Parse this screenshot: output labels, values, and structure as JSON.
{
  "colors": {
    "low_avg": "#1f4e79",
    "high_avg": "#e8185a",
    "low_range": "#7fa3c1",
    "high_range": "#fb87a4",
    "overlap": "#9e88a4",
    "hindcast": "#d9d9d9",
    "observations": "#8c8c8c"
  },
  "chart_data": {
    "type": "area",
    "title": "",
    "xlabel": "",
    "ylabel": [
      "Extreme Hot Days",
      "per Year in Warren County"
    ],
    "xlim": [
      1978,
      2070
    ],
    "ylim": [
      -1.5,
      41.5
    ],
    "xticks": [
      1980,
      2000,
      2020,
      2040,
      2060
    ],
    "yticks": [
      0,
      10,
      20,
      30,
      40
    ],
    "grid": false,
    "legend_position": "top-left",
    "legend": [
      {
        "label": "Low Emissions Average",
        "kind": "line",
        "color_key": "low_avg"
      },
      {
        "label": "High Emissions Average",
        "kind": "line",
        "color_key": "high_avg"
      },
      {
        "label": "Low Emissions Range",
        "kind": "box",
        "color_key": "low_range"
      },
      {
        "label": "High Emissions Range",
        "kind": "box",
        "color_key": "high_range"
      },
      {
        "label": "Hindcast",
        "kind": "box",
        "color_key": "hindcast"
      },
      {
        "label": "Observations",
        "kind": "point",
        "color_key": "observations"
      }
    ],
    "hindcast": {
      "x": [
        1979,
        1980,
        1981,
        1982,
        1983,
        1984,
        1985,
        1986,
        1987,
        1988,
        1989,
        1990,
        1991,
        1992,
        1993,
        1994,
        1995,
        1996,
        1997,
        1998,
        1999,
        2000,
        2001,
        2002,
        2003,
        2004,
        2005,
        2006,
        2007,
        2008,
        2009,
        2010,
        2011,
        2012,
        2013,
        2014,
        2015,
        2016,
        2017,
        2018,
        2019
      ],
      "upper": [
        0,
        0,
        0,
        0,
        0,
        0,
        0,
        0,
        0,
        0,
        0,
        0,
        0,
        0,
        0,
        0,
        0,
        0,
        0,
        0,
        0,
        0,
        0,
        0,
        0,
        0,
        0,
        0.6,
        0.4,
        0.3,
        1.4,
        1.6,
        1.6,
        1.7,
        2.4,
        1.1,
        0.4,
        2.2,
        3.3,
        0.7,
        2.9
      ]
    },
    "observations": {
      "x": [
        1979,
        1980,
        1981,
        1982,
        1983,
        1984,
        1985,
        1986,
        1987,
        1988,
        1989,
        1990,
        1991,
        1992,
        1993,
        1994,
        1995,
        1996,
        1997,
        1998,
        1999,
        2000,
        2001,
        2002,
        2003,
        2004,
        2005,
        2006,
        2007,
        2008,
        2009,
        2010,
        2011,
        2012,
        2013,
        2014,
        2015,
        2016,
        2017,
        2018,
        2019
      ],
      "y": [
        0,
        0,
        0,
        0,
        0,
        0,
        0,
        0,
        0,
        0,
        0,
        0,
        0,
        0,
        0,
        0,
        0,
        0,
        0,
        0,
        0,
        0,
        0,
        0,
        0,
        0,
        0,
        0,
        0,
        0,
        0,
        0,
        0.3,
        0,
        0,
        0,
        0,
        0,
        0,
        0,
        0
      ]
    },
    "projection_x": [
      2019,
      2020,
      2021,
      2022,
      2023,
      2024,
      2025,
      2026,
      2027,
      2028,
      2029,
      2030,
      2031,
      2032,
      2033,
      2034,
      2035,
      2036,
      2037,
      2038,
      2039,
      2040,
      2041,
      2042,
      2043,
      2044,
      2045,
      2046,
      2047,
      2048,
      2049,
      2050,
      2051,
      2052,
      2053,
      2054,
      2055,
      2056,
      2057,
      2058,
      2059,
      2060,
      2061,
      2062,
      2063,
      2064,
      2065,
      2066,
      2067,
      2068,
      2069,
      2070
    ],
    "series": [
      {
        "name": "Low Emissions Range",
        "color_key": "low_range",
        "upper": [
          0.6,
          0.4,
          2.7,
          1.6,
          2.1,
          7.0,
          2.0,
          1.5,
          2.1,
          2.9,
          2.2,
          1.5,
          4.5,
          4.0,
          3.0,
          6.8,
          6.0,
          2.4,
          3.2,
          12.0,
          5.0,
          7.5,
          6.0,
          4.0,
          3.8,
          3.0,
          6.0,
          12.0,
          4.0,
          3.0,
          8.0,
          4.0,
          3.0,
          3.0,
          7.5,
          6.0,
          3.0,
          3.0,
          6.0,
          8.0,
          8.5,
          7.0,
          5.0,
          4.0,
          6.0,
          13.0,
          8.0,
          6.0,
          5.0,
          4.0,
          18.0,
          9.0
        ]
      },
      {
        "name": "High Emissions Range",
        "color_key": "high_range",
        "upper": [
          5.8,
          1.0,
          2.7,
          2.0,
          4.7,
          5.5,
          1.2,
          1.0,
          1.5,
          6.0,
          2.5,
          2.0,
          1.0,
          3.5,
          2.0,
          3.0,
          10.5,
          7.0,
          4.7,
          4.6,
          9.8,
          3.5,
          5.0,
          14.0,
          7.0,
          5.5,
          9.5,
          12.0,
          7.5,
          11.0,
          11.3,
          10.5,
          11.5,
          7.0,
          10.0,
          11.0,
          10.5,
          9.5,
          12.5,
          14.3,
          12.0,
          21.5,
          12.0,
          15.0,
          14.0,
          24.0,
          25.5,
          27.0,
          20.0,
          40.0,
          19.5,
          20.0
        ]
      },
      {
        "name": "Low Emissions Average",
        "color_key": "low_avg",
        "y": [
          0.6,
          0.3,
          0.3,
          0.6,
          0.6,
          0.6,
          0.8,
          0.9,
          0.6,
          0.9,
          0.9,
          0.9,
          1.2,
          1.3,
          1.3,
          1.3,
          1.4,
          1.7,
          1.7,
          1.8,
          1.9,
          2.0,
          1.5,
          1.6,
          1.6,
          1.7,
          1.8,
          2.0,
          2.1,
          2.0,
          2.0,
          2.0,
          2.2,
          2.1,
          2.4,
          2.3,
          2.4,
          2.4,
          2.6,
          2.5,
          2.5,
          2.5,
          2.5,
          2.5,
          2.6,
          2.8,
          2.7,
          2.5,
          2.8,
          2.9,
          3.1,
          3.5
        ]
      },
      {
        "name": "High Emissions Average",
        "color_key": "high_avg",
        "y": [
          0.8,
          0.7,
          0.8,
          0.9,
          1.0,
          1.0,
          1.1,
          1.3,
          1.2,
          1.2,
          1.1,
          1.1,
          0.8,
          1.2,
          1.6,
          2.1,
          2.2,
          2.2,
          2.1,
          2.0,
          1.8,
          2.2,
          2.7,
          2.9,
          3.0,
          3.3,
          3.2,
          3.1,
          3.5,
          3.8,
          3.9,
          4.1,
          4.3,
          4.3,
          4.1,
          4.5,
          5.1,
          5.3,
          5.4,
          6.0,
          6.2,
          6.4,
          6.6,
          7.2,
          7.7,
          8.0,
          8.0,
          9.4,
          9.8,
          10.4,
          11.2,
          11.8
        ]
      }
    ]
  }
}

= = = =

**WHAT TO WORK ON**: Each line must be given again exactly as written above.

**RESULT BELOW**:
Parse this screenshot: output labels, values, and structure as JSON.
{
  "colors": {
    "low_avg": "#1f4e79",
    "high_avg": "#e8185a",
    "low_range": "#7fa3c1",
    "high_range": "#fb87a4",
    "overlap": "#9e88a4",
    "hindcast": "#d9d9d9",
    "observations": "#8c8c8c"
  },
  "chart_data": {
    "type": "area",
    "title": "",
    "xlabel": "",
    "ylabel": [
      "Extreme Hot Days",
      "per Year in Warren County"
    ],
    "xlim": [
      1978,
      2070
    ],
    "ylim": [
      -1.5,
      41.5
    ],
    "xticks": [
      1980,
      2000,
      2020,
      2040,
      2060
    ],
    "yticks": [
      0,
      10,
      20,
      30,
      40
    ],
    "grid": false,
    "legend_position": "top-left",
    "legend": [
      {
        "label": "Low Emissions Average",
        "kind": "line",
        "color_key": "low_avg"
      },
      {
        "label": "High Emissions Average",
        "kind": "line",
        "color_key": "high_avg"
      },
      {
        "label": "Low Emissions Range",
        "kind": "box",
        "color_key": "low_range"
      },
      {
        "label": "High Emissions Range",
        "kind": "box",
        "color_key": "high_range"
      },
      {
        "label": "Hindcast",
        "kind": "box",
        "color_key": "hindcast"
      },
      {
        "label": "Observations",
        "kind": "point",
        "color_key": "observations"
      }
    ],
    "hindcast": {
      "x": [
        1979,
        1980,
        1981,
        1982,
        1983,
        1984,
        1985,
        1986,
        1987,
        1988,
        1989,
        1990,
        1991,
        1992,
        1993,
        1994,
        1995,
        1996,
        1997,
        1998,
        1999,
        2000,
        2001,
        2002,
        2003,
        2004,
        2005,
        2006,
        2007,
        2008,
        2009,
        2010,
        2011,
        2012,
        2013,
        2014,
        2015,
        2016,
        2017,
        2018,
        2019
      ],
      "upper": [
        0,
        0,
        0,
        0,
        0,
        0,
        0,
        0,
        0,
        0,
        0,
        0,
        0,
        0,
        0,
        0,
        0,
        0,
        0,
        0,
        0,
        0,
        0,
        0,
        0,
        0,
        0,
        0.6,
        0.4,
        0.3,
        1.4,
        1.6,
        1.6,
        1.7,
        2.4,
        1.1,
        0.4,
        2.2,
        3.3,
        0.7,
        2.9
      ]
    },
    "observations": {
      "x": [
        1979,
        1980,
        1981,
        1982,
        1983,
        1984,
        1985,
        1986,
        1987,
        1988,
        1989,
        1990,
        1991,
        1992,
        1993,
        1994,
        1995,
        1996,
        1997,
        1998,
        1999,
        2000,
        2001,
        2002,
        2003,
        2004,
        2005,
        2006,
        2007,
        2008,
        2009,
        2010,
        2011,
        2012,
        2013,
        2014,
        2015,
        2016,
        2017,
        2018,
        2019
      ],
      "y": [
        0,
        0,
        0,
        0,
        0,
        0,
        0,
        0,
        0,
        0,
        0,
        0,
        0,
        0,
        0,
        0,
        0,
        0,
        0,
        0,
        0,
        0,
        0,
        0,
        0,
        0,
        0,
        0,
        0,
        0,
        0,
        0,
        0.3,
        0,
        0,
        0,
        0,
        0,
        0,
        0,
        0
      ]
    },
    "projection_x": [
      2019,
      2020,
      2021,
      2022,
      2023,
      2024,
      2025,
      2026,
      2027,
      2028,
      2029,
      2030,
      2031,
      2032,
      2033,
      2034,
      2035,
      2036,
      2037,
      2038,
      2039,
      2040,
      2041,
      2042,
      2043,
      2044,
      2045,
      2046,
      2047,
      2048,
      2049,
      2050,
      2051,
      2052,
      2053,
      2054,
      2055,
      2056,
      2057,
      2058,
      2059,
      2060,
      2061,
      2062,
      2063,
      2064,
      2065,
      2066,
      2067,
      2068,
      2069,
      2070
    ],
    "series": [
      {
        "name": "Low Emissions Range",
        "color_key": "low_range",
        "upper": [
          0.6,
          0.4,
          2.7,
          1.6,
          2.1,
          7.0,
          2.0,
          1.5,
          2.1,
          2.9,
          2.2,
          1.5,
          4.5,
          4.0,
          3.0,
          6.8,
          6.0,
          2.4,
          3.2,
          12.0,
          5.0,
          7.5,
          6.0,
          4.0,
          3.8,
          3.0,
          6.0,
          12.0,
          4.0,
          3.0,
          8.0,
          4.0,
          3.0,
          3.0,
          7.5,
          6.0,
          3.0,
          3.0,
          6.0,
          8.0,
          8.5,
          7.0,
          5.0,
          4.0,
          6.0,
          13.0,
          8.0,
          6.0,
          5.0,
          4.0,
          18.0,
          9.0
        ]
      },
      {
        "name": "High Emissions Range",
        "color_key": "high_range",
        "upper": [
          5.8,
          1.0,
          2.7,
          2.0,
          4.7,
          5.5,
          1.2,
          1.0,
          1.5,
          6.0,
          2.5,
          2.0,
          1.0,
          3.5,
          2.0,
          3.0,
          10.5,
          7.0,
          4.7,
          4.6,
          9.8,
          3.5,
          5.0,
          14.0,
          7.0,
          5.5,
          9.5,
          12.0,
          7.5,
          11.0,
          11.3,
          10.5,
          11.5,
          7.0,
          10.0,
          11.0,
          10.5,
          9.5,
          12.5,
          14.3,
          12.0,
          21.5,
          12.0,
          15.0,
          14.0,
          24.0,
          25.5,
          27.0,
          20.0,
          40.0,
          19.5,
          20.0
        ]
      },
      {
        "name": "Low Emissions Average",
        "color_key": "low_avg",
        "y": [
          0.6,
          0.3,
          0.3,
          0.6,
          0.6,
          0.6,
          0.8,
          0.9,
          0.6,
          0.9,
          0.9,
          0.9,
          1.2,
          1.3,
          1.3,
          1.3,
          1.4,
          1.7,
          1.7,
          1.8,
          1.9,
          2.0,
          1.5,
          1.6,
          1.6,
          1.7,
          1.8,
          2.0,
          2.1,
          2.0,
          2.0,
          2.0,
          2.2,
          2.1,
          2.4,
          2.3,
          2.4,
          2.4,
          2.6,
          2.5,
          2.5,
          2.5,
          2.5,
          2.5,
          2.6,
          2.8,
          2.7,
          2.5,
          2.8,
          2.9,
          3.1,
          3.5
        ]
      },
      {
        "name": "High Emissions Average",
        "color_key": "high_avg",
        "y": [
          0.8,
          0.7,
          0.8,
          0.9,
          1.0,
          1.0,
          1.1,
          1.3,
          1.2,
          1.2,
          1.1,
          1.1,
          0.8,
          1.2,
          1.6,
          2.1,
          2.2,
          2.2,
          2.1,
          2.0,
          1.8,
          2.2,
          2.7,
          2.9,
          3.0,
          3.3,
          3.2,
          3.1,
          3.5,
          3.8,
          3.9,
          4.1,
          4.3,
          4.3,
          4.1,
          4.5,
          5.1,
          5.3,
          5.4,
          6.0,
          6.2,
          6.4,
          6.6,
          7.2,
          7.7,
          8.0,
          8.0,
          9.4,
          9.8,
          10.4,
          11.2,
          11.8
        ]
      }
    ]
  }
}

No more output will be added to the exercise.